[EXERCISE DESCRIPTION] Search the data for the word "structure". Reproduce every line where it is found.

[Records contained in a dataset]
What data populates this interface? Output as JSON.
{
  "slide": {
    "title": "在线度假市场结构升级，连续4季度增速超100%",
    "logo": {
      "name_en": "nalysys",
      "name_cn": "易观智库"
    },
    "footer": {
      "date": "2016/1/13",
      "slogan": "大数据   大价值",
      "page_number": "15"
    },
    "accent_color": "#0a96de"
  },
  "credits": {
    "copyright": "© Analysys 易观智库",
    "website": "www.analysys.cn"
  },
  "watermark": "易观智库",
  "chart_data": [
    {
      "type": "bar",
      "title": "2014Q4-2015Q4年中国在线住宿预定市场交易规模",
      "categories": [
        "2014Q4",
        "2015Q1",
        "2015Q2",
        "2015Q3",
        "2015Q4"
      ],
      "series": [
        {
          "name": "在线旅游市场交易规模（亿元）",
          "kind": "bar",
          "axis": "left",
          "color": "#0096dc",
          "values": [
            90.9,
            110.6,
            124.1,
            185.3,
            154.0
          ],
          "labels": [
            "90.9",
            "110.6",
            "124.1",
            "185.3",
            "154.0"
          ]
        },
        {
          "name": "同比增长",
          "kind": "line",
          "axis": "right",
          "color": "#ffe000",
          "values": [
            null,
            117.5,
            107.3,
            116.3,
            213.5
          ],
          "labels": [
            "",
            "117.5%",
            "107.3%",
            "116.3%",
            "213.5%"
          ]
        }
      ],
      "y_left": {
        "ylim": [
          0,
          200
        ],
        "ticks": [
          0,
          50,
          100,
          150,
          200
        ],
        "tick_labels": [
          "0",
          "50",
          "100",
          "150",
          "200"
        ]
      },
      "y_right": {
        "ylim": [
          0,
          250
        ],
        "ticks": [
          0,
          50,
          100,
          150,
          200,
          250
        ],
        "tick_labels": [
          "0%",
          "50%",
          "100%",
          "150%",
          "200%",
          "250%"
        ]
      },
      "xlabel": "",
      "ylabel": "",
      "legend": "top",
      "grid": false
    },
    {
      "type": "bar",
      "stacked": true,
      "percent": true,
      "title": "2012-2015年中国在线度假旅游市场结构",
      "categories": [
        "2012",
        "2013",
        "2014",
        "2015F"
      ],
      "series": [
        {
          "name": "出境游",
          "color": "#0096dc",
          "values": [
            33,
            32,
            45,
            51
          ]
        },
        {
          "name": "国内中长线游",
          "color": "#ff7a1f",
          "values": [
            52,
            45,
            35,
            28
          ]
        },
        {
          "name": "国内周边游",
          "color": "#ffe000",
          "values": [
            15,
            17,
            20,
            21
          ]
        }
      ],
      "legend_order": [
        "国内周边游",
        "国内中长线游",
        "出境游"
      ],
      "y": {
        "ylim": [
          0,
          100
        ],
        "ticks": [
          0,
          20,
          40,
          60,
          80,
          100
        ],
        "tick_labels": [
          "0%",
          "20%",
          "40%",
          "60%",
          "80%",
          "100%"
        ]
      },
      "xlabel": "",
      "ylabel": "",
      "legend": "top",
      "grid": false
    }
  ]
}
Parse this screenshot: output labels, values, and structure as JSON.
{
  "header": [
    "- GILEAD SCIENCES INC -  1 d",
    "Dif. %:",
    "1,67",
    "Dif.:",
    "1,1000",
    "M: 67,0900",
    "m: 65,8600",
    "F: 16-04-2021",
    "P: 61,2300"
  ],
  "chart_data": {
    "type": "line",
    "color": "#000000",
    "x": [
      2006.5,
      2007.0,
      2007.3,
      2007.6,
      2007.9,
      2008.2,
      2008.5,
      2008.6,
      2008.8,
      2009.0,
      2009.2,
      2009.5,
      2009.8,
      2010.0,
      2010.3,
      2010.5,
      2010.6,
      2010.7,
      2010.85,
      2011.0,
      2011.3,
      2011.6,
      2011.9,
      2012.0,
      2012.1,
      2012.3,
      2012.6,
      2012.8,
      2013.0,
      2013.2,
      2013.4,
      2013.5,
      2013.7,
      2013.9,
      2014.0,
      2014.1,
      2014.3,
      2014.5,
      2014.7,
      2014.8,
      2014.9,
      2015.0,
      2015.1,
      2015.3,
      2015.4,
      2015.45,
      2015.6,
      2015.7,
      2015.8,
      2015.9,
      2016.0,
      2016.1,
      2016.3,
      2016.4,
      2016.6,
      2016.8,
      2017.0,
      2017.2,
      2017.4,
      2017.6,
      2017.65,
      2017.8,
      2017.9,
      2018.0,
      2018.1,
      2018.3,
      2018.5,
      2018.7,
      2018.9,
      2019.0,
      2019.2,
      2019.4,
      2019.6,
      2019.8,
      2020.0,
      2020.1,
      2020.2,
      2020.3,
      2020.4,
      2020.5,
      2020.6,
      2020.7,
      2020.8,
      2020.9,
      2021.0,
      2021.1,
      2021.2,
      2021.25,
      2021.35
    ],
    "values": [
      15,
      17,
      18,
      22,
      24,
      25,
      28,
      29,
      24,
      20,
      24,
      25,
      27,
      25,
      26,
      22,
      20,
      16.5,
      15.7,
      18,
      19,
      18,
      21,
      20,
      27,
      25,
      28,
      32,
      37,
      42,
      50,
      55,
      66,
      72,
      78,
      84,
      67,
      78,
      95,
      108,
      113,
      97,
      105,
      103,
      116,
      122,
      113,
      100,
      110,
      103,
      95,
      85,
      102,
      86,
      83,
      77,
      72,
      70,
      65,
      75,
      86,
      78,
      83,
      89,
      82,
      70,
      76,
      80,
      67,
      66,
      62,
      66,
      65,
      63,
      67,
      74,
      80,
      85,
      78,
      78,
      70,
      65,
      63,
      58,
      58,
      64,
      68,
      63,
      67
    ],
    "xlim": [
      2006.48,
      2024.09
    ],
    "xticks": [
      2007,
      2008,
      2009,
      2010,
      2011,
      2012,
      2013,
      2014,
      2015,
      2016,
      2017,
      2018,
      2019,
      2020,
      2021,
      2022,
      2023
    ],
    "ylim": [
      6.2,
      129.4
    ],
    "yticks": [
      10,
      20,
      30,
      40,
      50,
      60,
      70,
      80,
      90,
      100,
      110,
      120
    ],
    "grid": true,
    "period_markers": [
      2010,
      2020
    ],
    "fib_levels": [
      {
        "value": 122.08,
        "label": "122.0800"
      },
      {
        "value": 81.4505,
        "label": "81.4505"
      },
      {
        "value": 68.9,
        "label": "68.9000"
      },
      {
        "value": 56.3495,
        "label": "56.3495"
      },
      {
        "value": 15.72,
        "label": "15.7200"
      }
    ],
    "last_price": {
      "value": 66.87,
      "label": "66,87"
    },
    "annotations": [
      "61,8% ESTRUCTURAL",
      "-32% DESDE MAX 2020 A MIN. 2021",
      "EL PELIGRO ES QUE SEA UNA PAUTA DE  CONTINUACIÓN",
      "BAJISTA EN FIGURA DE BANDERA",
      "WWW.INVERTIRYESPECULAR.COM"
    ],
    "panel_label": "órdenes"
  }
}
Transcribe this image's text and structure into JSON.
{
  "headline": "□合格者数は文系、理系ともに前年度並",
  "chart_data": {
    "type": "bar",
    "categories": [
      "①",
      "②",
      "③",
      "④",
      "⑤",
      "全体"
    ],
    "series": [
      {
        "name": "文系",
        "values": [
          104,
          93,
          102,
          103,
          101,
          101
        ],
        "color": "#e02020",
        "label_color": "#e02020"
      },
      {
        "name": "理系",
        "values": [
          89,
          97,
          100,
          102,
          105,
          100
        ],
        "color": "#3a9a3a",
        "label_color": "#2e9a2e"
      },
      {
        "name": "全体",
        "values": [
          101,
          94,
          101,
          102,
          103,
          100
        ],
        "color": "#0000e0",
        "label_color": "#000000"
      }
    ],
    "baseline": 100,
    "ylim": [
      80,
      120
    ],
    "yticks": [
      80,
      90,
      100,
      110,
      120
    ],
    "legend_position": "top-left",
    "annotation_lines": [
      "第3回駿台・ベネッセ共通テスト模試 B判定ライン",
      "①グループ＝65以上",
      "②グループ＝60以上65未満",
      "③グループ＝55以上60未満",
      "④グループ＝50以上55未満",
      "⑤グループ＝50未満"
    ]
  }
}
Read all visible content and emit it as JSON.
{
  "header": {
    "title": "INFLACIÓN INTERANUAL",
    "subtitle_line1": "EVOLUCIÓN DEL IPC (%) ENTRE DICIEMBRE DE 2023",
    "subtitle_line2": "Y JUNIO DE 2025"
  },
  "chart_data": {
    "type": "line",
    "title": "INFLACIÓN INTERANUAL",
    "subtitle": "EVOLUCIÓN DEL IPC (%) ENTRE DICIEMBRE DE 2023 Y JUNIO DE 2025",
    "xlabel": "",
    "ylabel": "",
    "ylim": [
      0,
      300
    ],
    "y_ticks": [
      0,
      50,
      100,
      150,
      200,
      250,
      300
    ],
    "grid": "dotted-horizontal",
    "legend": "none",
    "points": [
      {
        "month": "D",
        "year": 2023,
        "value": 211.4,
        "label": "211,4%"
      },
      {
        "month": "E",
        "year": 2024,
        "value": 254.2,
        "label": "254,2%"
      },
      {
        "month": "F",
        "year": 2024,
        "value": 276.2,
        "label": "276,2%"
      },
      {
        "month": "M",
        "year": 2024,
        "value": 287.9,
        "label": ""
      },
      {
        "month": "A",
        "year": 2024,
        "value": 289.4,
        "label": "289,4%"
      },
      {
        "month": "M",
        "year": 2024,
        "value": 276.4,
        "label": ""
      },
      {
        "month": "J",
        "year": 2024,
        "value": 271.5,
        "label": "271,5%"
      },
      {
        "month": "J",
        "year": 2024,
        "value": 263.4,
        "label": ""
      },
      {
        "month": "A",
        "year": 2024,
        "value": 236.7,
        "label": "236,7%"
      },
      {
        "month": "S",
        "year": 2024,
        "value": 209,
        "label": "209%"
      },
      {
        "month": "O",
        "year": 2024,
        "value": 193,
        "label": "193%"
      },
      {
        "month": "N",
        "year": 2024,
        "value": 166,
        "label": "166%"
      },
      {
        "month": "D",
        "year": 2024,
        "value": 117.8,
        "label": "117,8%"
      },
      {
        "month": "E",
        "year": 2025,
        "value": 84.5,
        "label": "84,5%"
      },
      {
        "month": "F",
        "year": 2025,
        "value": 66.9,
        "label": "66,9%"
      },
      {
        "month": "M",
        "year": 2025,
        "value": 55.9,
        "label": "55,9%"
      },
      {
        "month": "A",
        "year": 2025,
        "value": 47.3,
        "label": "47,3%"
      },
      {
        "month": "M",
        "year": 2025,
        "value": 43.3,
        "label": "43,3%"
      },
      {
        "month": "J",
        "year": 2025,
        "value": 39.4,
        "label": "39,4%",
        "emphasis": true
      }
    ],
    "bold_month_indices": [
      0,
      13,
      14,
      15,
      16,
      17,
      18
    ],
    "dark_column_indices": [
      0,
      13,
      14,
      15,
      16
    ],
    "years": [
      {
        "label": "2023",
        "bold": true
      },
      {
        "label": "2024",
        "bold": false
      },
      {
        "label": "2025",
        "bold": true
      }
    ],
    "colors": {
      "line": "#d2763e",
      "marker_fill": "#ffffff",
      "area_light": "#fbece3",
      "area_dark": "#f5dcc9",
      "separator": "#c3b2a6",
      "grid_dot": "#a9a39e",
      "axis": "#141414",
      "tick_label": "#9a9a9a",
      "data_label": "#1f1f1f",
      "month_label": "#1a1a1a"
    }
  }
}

[COMPLETE RESPONSE]
Parse this screenshot: output labels, values, and structure as JSON.
Transcribe this image's text and structure into JSON.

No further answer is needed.